• **Task directions**: Tally up the lines below that include the word "value". Answer with the number alone.

------------------------------------------------------------

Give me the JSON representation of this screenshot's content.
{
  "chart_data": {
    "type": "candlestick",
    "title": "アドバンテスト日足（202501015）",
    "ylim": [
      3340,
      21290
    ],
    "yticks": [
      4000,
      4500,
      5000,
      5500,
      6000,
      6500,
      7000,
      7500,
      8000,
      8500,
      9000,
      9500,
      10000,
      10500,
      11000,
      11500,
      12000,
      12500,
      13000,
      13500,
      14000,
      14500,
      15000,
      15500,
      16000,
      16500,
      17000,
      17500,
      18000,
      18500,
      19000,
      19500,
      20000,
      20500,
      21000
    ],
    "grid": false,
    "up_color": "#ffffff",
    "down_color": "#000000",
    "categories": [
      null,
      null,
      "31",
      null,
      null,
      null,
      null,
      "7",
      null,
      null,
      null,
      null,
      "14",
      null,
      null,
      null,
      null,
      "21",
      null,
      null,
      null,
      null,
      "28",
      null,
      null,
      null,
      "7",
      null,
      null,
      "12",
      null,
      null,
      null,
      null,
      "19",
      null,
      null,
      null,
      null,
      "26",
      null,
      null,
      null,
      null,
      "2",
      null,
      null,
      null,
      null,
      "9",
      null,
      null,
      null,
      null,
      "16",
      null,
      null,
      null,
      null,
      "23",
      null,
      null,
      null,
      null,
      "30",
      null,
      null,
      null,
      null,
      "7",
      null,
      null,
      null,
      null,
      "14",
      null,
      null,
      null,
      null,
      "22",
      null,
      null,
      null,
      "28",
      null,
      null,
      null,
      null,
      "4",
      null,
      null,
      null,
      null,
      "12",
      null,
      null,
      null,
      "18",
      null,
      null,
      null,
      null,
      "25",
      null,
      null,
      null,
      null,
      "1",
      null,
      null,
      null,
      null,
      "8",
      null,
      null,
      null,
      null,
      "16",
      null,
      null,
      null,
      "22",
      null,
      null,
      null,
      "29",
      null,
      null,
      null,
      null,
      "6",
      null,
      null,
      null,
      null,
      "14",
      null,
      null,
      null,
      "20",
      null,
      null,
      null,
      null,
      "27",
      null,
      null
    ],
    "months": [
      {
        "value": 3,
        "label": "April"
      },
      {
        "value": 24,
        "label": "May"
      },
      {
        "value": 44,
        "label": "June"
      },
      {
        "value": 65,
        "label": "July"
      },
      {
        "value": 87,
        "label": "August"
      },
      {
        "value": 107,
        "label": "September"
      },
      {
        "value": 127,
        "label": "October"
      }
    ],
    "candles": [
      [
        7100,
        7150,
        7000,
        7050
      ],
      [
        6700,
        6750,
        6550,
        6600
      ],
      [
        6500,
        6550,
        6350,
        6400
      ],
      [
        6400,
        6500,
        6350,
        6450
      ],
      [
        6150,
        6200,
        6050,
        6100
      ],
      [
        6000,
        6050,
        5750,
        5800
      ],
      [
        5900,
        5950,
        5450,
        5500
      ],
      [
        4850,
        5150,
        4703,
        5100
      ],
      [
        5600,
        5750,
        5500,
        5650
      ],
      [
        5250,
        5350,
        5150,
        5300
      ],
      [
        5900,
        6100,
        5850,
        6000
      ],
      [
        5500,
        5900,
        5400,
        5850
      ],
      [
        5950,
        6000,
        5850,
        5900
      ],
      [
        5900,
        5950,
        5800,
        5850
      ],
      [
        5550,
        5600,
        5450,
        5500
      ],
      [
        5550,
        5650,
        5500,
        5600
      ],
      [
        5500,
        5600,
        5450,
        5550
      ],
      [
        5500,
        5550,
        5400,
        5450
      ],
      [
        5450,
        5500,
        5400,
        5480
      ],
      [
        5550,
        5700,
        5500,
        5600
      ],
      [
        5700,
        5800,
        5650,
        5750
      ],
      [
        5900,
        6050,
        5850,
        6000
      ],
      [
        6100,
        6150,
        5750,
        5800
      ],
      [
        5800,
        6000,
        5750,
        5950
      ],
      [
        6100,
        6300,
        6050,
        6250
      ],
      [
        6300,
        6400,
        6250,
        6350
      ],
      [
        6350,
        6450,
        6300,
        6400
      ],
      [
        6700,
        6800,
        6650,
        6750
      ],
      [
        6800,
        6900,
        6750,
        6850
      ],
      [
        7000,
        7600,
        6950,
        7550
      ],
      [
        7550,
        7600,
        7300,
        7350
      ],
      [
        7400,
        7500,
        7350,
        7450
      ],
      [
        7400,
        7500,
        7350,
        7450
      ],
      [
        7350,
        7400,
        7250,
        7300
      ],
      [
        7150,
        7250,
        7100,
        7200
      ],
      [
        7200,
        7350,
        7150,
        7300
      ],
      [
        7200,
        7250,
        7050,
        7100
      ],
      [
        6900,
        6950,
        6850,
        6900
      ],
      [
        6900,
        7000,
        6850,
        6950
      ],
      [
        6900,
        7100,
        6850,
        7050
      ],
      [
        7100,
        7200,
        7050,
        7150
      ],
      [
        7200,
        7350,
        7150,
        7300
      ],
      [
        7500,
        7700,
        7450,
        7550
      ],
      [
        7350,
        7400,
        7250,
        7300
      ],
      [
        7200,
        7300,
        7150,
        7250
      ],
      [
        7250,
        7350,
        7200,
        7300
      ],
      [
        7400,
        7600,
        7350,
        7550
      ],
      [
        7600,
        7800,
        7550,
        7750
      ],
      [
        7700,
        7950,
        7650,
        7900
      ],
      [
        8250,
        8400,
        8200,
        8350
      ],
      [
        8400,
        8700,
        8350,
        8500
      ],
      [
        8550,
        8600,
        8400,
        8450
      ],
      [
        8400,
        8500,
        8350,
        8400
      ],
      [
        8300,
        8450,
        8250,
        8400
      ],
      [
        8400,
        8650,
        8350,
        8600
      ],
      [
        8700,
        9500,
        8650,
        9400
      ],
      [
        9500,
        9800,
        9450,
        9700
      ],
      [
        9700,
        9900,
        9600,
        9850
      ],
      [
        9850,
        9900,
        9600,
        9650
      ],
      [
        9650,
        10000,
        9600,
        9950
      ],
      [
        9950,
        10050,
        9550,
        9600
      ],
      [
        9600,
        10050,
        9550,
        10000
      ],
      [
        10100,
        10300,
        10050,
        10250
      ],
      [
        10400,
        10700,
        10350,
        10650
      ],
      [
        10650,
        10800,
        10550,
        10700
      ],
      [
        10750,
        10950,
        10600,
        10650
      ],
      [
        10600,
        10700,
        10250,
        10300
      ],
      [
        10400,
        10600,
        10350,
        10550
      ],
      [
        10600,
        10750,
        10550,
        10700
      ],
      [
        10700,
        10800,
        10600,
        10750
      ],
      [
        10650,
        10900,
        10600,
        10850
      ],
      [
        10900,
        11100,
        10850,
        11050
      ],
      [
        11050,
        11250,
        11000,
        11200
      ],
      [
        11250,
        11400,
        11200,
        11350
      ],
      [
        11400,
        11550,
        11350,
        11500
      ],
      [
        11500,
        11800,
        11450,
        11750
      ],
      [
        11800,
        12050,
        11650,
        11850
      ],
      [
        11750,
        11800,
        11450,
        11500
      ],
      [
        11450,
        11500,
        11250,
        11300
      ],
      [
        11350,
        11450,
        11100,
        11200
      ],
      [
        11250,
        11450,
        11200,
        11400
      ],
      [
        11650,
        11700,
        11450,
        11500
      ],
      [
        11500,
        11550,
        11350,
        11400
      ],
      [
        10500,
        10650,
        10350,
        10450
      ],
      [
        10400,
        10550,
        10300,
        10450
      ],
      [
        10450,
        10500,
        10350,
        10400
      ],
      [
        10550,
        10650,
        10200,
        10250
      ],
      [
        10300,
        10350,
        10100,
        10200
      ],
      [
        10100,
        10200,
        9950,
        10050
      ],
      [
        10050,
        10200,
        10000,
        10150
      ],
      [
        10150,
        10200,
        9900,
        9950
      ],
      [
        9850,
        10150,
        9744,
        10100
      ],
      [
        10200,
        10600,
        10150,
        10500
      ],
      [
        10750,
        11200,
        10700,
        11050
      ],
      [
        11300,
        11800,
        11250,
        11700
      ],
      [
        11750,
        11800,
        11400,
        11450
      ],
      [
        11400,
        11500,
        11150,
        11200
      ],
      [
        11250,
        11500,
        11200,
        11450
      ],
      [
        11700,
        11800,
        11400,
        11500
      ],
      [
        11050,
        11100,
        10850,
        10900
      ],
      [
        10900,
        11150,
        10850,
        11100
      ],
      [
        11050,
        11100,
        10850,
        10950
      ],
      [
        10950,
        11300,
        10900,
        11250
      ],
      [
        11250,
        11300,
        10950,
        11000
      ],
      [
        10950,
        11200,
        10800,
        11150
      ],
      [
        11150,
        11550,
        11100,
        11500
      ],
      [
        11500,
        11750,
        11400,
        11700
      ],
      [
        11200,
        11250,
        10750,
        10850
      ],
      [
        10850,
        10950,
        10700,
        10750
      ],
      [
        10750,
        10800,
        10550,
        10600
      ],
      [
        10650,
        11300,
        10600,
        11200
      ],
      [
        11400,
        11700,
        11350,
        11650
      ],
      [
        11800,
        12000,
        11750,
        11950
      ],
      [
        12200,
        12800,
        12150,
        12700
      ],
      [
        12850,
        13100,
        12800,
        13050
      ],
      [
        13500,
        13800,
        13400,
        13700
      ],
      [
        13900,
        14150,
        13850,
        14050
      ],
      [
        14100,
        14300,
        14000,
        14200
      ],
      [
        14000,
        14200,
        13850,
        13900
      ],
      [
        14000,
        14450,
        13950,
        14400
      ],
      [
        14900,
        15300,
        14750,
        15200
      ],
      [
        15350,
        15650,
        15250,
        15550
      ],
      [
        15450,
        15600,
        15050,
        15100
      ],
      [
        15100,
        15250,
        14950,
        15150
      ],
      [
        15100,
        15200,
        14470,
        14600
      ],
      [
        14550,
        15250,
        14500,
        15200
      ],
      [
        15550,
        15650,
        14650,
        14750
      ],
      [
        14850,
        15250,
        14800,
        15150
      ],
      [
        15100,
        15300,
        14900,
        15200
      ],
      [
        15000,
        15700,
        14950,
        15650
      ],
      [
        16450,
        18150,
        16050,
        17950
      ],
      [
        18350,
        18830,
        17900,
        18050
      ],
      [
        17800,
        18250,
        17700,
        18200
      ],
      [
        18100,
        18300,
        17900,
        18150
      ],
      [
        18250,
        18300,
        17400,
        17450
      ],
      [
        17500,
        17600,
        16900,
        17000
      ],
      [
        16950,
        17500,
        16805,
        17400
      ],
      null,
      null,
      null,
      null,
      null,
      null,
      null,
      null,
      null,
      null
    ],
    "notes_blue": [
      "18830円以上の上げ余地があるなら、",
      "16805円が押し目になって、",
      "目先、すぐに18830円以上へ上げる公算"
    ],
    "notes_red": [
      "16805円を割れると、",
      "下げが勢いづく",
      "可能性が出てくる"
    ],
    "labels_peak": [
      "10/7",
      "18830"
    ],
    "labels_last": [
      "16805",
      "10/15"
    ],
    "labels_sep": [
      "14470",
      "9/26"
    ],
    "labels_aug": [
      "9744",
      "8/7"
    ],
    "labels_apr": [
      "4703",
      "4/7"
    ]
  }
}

------------------------------------------------------------

• **Response below**: 7